>> start
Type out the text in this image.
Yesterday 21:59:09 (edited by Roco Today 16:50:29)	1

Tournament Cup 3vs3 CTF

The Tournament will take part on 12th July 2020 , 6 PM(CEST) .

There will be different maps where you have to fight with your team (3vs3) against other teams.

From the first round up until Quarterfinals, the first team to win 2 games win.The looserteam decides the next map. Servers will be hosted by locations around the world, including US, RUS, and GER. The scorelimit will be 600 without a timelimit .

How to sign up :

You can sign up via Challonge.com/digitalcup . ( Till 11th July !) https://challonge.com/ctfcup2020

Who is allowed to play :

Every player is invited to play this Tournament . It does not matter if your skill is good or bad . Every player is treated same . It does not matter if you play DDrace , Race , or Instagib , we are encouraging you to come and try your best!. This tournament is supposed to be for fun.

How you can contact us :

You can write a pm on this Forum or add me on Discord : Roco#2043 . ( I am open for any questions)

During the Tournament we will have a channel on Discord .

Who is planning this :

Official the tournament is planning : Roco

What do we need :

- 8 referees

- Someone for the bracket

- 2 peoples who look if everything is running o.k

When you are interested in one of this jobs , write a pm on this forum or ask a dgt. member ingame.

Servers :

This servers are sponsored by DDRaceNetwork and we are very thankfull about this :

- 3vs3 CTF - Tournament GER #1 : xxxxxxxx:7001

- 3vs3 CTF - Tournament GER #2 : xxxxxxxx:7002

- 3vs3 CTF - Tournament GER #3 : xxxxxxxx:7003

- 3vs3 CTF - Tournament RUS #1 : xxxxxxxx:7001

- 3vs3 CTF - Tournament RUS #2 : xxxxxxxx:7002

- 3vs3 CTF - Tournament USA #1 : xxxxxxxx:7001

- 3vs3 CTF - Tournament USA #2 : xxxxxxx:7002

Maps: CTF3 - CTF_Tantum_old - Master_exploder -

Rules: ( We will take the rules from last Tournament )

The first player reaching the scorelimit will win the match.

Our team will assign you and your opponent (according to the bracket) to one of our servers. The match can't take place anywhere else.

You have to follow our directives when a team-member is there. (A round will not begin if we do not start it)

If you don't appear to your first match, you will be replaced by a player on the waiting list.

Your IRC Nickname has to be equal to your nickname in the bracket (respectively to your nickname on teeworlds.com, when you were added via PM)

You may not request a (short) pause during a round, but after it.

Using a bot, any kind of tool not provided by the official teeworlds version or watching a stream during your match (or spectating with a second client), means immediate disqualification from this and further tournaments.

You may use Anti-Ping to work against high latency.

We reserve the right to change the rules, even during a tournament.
>> end
▶ _DIRECTIONS_:
Can you give every line above again, exactly as written?

▶ _THE RESULT_:
Type out the text in this image.
Yesterday 21:59:09 (edited by Roco Today 16:50:29)	1

Tournament Cup 3vs3 CTF

The Tournament will take part on 12th July 2020 , 6 PM(CEST) .

There will be different maps where you have to fight with your team (3vs3) against other teams.

From the first round up until Quarterfinals, the first team to win 2 games win.The looserteam decides the next map. Servers will be hosted by locations around the world, including US, RUS, and GER. The scorelimit will be 600 without a timelimit .

How to sign up :

You can sign up via Challonge.com/digitalcup . ( Till 11th July !) https://challonge.com/ctfcup2020

Who is allowed to play :

Every player is invited to play this Tournament . It does not matter if your skill is good or bad . Every player is treated same . It does not matter if you play DDrace , Race , or Instagib , we are encouraging you to come and try your best!. This tournament is supposed to be for fun.

How you can contact us :

You can write a pm on this Forum or add me on Discord : Roco#2043 . ( I am open for any questions)

During the Tournament we will have a channel on Discord .

Who is planning this :

Official the tournament is planning : Roco

What do we need :

- 8 referees

- Someone for the bracket

- 2 peoples who look if everything is running o.k

When you are interested in one of this jobs , write a pm on this forum or ask a dgt. member ingame.

Servers :

This servers are sponsored by DDRaceNetwork and we are very thankfull about this :

- 3vs3 CTF - Tournament GER #1 : xxxxxxxx:7001

- 3vs3 CTF - Tournament GER #2 : xxxxxxxx:7002

- 3vs3 CTF - Tournament GER #3 : xxxxxxxx:7003

- 3vs3 CTF - Tournament RUS #1 : xxxxxxxx:7001

- 3vs3 CTF - Tournament RUS #2 : xxxxxxxx:7002

- 3vs3 CTF - Tournament USA #1 : xxxxxxxx:7001

- 3vs3 CTF - Tournament USA #2 : xxxxxxx:7002

Maps: CTF3 - CTF_Tantum_old - Master_exploder -

Rules: ( We will take the rules from last Tournament )

The first player reaching the scorelimit will win the match.

Our team will assign you and your opponent (according to the bracket) to one of our servers. The match can't take place anywhere else.

You have to follow our directives when a team-member is there. (A round will not begin if we do not start it)

If you don't appear to your first match, you will be replaced by a player on the waiting list.

Your IRC Nickname has to be equal to your nickname in the bracket (respectively to your nickname on teeworlds.com, when you were added via PM)

You may not request a (short) pause during a round, but after it.

Using a bot, any kind of tool not provided by the official teeworlds version or watching a stream during your match (or spectating with a second client), means immediate disqualification from this and further tournaments.

You may use Anti-Ping to work against high latency.

We reserve the right to change the rules, even during a tournament.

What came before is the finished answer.